Figure dataset records:
___

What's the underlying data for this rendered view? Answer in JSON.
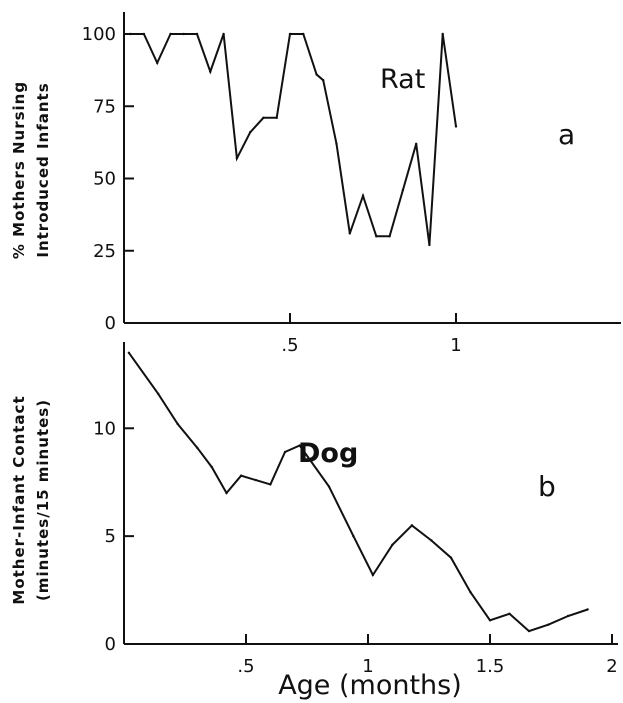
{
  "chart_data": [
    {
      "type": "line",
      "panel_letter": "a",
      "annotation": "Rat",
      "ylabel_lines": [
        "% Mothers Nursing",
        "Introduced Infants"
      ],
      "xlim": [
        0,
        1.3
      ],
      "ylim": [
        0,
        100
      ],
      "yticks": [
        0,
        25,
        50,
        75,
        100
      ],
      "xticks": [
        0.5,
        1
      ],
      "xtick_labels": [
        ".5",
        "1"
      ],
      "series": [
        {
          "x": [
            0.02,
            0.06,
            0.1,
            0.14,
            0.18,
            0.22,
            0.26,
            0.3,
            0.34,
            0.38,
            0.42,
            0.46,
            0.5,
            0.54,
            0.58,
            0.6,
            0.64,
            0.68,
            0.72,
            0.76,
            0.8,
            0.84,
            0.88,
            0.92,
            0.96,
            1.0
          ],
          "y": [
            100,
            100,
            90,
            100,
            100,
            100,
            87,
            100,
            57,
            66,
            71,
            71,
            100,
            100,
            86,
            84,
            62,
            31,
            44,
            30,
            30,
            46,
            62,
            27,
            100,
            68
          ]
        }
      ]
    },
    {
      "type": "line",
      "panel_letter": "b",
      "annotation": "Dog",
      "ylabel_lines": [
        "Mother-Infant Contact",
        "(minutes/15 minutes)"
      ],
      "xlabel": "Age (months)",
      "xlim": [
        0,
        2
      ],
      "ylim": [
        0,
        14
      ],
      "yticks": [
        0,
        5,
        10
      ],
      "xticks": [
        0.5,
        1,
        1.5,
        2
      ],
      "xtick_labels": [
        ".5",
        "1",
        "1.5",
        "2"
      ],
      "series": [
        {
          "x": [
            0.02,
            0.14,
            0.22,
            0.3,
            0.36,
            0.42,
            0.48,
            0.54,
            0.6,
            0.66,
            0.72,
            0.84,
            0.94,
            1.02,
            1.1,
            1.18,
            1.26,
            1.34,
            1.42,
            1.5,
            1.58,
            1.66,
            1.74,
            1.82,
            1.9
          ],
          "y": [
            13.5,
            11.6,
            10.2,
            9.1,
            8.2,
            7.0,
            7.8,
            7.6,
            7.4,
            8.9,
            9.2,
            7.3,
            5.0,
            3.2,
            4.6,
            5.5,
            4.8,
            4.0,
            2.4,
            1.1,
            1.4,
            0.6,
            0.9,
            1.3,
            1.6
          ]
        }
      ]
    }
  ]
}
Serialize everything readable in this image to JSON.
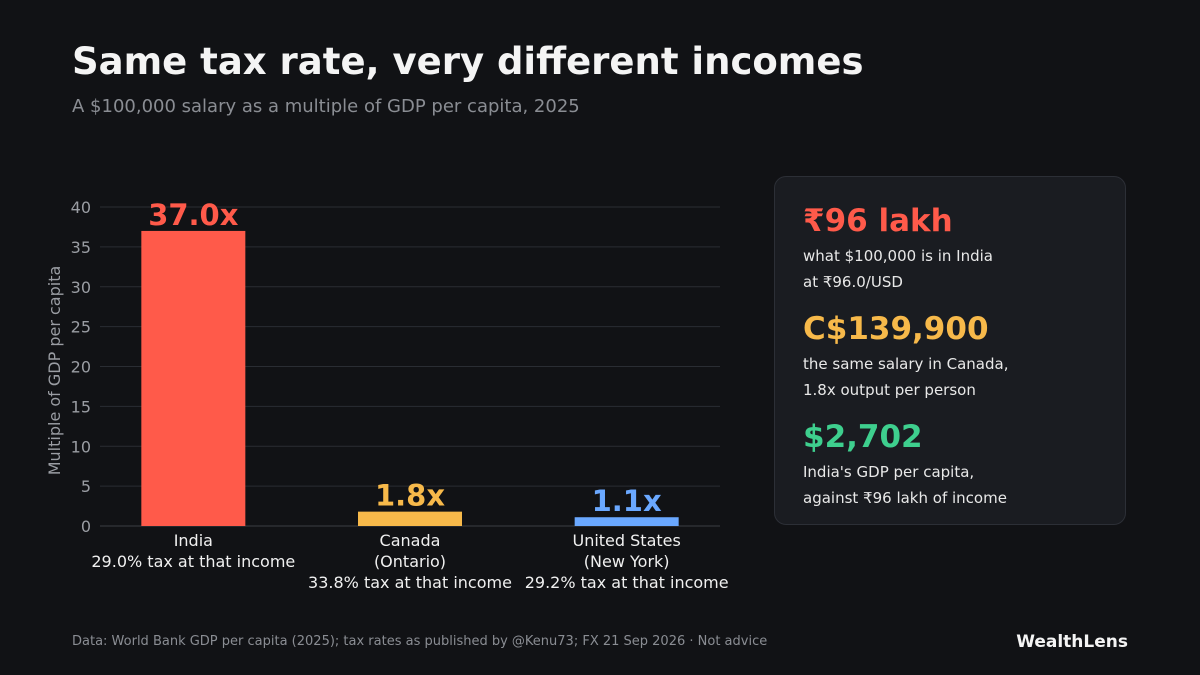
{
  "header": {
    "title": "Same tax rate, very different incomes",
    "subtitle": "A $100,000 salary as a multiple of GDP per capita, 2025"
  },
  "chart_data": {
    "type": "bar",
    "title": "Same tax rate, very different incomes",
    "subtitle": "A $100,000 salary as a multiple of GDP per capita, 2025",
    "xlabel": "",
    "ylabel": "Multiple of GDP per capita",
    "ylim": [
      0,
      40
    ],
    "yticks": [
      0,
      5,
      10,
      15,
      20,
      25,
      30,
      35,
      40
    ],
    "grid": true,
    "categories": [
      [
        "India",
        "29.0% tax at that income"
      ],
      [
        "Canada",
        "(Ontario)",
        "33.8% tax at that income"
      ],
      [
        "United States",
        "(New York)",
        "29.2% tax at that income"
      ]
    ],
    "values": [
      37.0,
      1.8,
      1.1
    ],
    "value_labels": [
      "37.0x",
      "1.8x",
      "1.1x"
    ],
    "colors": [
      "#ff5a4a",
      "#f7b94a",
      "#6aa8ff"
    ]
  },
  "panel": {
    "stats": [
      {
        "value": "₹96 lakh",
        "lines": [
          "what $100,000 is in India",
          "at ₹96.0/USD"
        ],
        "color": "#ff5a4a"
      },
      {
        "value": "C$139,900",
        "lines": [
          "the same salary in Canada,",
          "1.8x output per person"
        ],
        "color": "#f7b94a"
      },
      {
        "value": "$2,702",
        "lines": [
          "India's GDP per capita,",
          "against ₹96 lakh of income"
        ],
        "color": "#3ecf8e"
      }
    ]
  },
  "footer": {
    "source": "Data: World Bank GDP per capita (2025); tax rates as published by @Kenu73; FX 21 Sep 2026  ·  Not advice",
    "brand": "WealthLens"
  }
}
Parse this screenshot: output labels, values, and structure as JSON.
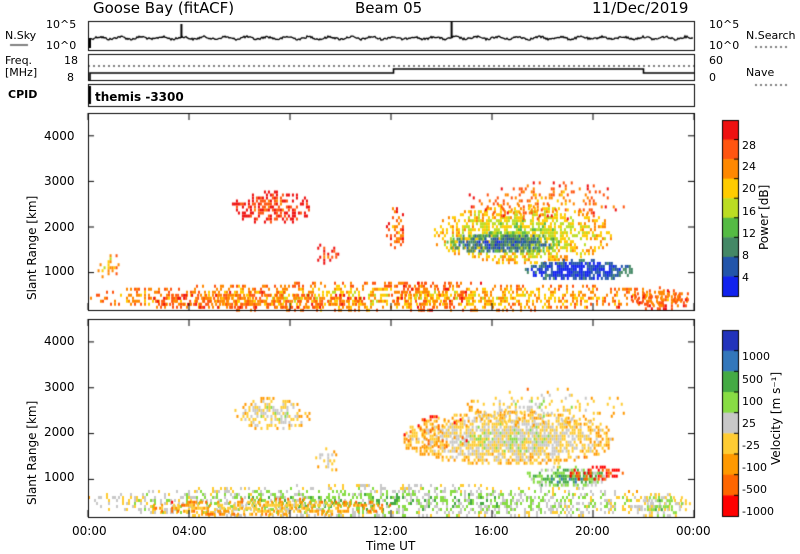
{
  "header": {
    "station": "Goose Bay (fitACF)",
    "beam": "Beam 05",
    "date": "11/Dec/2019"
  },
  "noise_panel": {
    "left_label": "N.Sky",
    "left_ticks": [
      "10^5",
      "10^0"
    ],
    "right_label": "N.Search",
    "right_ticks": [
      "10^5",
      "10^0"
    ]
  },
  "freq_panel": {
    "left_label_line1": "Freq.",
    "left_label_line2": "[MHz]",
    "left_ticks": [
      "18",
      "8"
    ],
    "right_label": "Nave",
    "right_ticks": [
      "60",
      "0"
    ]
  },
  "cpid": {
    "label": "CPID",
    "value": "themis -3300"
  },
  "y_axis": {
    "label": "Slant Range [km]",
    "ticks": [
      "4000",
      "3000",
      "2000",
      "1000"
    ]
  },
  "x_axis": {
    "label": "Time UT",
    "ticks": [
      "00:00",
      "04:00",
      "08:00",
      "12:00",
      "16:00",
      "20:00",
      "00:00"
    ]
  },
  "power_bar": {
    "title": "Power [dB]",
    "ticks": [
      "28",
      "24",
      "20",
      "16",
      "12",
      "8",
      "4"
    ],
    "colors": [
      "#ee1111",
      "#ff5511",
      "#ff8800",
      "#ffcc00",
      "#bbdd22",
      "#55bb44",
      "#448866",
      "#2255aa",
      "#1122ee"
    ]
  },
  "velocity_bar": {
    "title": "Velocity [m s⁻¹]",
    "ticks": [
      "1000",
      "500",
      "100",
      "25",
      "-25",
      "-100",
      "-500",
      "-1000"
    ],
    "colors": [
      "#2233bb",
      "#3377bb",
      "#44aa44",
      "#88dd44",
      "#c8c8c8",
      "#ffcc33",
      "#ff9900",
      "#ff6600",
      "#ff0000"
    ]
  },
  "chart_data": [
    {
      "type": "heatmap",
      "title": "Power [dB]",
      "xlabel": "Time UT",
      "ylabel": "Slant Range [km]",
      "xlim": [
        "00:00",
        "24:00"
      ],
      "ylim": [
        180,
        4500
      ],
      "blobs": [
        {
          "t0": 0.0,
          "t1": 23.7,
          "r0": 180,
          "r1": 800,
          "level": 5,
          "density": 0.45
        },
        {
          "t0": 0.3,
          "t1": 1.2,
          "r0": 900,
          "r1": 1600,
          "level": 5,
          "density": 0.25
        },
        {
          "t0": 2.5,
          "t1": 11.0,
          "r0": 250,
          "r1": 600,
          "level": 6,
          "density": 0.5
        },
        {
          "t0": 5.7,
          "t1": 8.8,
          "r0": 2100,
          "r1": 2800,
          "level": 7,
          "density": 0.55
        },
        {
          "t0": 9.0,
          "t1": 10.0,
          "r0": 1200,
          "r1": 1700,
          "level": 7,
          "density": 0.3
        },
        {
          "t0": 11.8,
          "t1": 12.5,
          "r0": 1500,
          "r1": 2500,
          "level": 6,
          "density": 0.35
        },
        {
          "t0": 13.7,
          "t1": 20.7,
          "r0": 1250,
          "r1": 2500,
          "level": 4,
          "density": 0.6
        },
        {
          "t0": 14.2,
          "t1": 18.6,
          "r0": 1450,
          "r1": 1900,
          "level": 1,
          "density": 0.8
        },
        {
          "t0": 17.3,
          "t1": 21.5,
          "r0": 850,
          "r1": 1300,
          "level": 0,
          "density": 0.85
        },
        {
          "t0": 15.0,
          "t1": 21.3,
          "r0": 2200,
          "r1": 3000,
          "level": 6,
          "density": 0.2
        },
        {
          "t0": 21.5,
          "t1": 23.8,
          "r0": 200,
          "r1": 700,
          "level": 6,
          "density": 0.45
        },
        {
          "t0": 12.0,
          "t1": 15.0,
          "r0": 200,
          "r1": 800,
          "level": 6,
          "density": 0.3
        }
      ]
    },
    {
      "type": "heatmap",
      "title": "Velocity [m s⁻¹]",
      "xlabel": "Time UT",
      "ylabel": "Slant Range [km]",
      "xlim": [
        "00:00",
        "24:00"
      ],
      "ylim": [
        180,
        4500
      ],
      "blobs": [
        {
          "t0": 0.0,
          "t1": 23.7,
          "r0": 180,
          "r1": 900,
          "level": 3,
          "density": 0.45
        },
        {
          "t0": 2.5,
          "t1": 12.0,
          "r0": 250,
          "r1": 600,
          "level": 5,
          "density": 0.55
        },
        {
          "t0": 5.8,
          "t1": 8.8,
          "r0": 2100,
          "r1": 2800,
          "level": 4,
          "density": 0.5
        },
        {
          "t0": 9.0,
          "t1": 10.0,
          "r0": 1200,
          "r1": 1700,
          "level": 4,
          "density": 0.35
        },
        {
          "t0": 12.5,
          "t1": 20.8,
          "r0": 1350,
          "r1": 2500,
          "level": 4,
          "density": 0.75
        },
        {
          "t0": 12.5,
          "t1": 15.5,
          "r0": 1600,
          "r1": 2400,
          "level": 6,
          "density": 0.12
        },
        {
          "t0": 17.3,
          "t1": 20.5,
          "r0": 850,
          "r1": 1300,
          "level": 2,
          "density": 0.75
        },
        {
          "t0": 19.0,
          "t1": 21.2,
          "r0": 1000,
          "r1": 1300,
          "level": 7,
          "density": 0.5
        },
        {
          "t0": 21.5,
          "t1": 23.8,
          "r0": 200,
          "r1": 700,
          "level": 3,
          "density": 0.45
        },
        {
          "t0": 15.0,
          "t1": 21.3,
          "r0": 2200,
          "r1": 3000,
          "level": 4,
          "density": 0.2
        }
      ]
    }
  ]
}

___

Check each line above for the word "lakh", and copy the lines where it appears.

▶ [SOLUTION TO THIS PROBLEM]:
        "value": "₹96 lakh",
          "against ₹96 lakh of income"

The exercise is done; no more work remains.